> TASK REQUIREMENTS:
Output the lines of the items starting at the line containing "194, 586, 209]" and ending at the line containing "header-bar: Natural Gas", both included, copying each one without any change.

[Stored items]
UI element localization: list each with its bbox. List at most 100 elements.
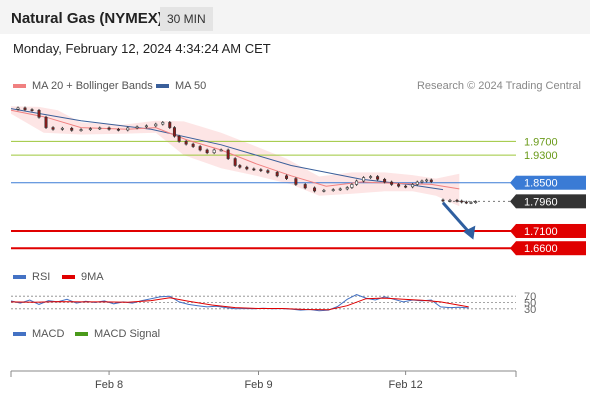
level-label-bg-1.7960	[516, 194, 586, 209]
candle-body	[177, 135, 181, 142]
candle-body	[116, 128, 120, 131]
rsi-ma-swatch	[62, 275, 75, 280]
legend-rsi: RSI	[13, 271, 50, 283]
research-credit: Research © 2024 Trading Central	[416, 80, 581, 92]
rsi-ma-legend-label: 9MA	[81, 271, 104, 284]
candle-body	[259, 169, 263, 171]
ma-bollinger-label: MA 20 + Bollinger Bands	[32, 80, 153, 93]
timeframe-badge[interactable]: 30 MIN	[160, 7, 213, 31]
header-bar: Natural Gas (NYMEX) 30 MIN	[0, 0, 590, 34]
instrument-title: Natural Gas (NYMEX)	[11, 10, 163, 27]
candle-body	[98, 127, 102, 130]
ma50-swatch	[156, 84, 169, 89]
candle-body	[397, 184, 401, 187]
macd-signal-legend-label: MACD Signal	[94, 328, 161, 341]
candle-body	[420, 180, 424, 183]
candle-post-gap-body	[460, 200, 464, 203]
candle-post-gap-body	[464, 201, 468, 204]
level-label-1.9700: 1.9700	[524, 136, 558, 148]
candle-body	[411, 184, 415, 188]
x-tick-label-Feb 8: Feb 8	[95, 379, 123, 391]
candle-body	[376, 176, 380, 180]
candle-body	[16, 107, 20, 110]
candle-body	[285, 175, 289, 179]
candle-body	[44, 116, 48, 128]
candle-body	[226, 149, 230, 159]
candle-post-gap-body	[455, 200, 459, 202]
candle-body	[198, 146, 202, 151]
candle-body	[252, 168, 256, 171]
candle-body	[322, 190, 326, 192]
candle-body	[144, 125, 148, 128]
candle-body	[168, 122, 172, 128]
bollinger-band	[11, 106, 460, 207]
rsi-level-label-50: 50	[524, 298, 536, 310]
rsi-swatch	[13, 275, 26, 280]
level-label-1.7960: 1.7960	[524, 196, 558, 208]
candlestick-group	[16, 106, 478, 205]
level-label-pointer-1.7960	[510, 194, 516, 209]
candle-body	[345, 187, 349, 190]
candle-body	[275, 172, 279, 177]
candle-body	[390, 181, 394, 185]
forecast-arrow-head	[463, 225, 476, 240]
candle-body	[154, 123, 158, 127]
level-label-bg-1.8500	[516, 175, 586, 190]
rsi-level-label-70: 70	[524, 291, 536, 303]
candle-body	[79, 129, 83, 131]
candle-body	[266, 170, 270, 173]
candle-post-gap-body	[474, 201, 478, 203]
level-label-1.7100: 1.7100	[524, 226, 558, 238]
level-label-bg-1.6600	[516, 241, 586, 256]
x-tick-label-Feb 9: Feb 9	[244, 379, 272, 391]
legend-9ma: 9MA	[62, 271, 104, 283]
candle-body	[212, 149, 216, 154]
candle-post-gap-body	[441, 199, 445, 202]
level-label-pointer-1.6600	[510, 241, 516, 256]
ma-bollinger-swatch	[13, 84, 26, 89]
candle-body	[331, 189, 335, 191]
candle-body	[126, 127, 130, 131]
candle-body	[51, 127, 55, 130]
level-label-pointer-1.8500	[510, 175, 516, 190]
candle-body	[172, 127, 176, 137]
forecast-arrow-shaft	[441, 201, 472, 235]
macd-legend-label: MACD	[32, 328, 65, 341]
legend-macd: MACD	[13, 328, 64, 340]
candle-body	[191, 143, 195, 147]
candle-body	[425, 179, 429, 182]
candle-body	[161, 122, 165, 125]
level-label-pointer-1.7100	[510, 223, 516, 238]
candle-body	[238, 165, 242, 168]
rsi-ma-line	[10, 297, 469, 311]
candle-body	[415, 181, 419, 185]
candle-body	[429, 179, 433, 182]
candle-body	[23, 107, 27, 110]
rsi-level-label-30: 30	[524, 304, 536, 316]
candle-body	[107, 127, 111, 130]
candle-body	[245, 166, 249, 170]
chart-datetime: Monday, February 12, 2024 4:34:24 AM CET	[13, 41, 271, 56]
candle-body	[233, 158, 237, 166]
rsi-legend-label: RSI	[32, 271, 51, 284]
candle-body	[88, 128, 92, 130]
candle-body	[37, 110, 41, 118]
candle-body	[294, 178, 298, 185]
candle-body	[205, 149, 209, 154]
candle-body	[60, 127, 64, 130]
candle-body	[303, 184, 307, 189]
candle-body	[355, 180, 359, 185]
macd-signal-swatch	[75, 332, 88, 337]
legend-macd-signal: MACD Signal	[75, 328, 160, 340]
candle-body	[404, 185, 408, 188]
candle-post-gap-body	[448, 200, 452, 202]
candle-body	[369, 176, 373, 178]
legend-ma50: MA 50	[156, 80, 206, 92]
level-label-1.8500: 1.8500	[524, 178, 558, 190]
ma50-label: MA 50	[175, 80, 207, 93]
candle-body	[135, 126, 139, 129]
candle-body	[184, 141, 188, 145]
candle-body	[383, 178, 387, 183]
candle-post-gap-body	[469, 202, 473, 204]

> SOLVED PROBLEM:
level-label-bg-1.7960	[516, 194, 586, 209]
candle-body	[177, 135, 181, 142]
candle-body	[116, 128, 120, 131]
rsi-ma-swatch	[62, 275, 75, 280]
legend-rsi: RSI	[13, 271, 50, 283]
research-credit: Research © 2024 Trading Central	[416, 80, 581, 92]
rsi-ma-legend-label: 9MA	[81, 271, 104, 284]
candle-body	[259, 169, 263, 171]
ma-bollinger-label: MA 20 + Bollinger Bands	[32, 80, 153, 93]
timeframe-badge[interactable]: 30 MIN	[160, 7, 213, 31]
header-bar: Natural Gas (NYMEX) 30 MIN	[0, 0, 590, 34]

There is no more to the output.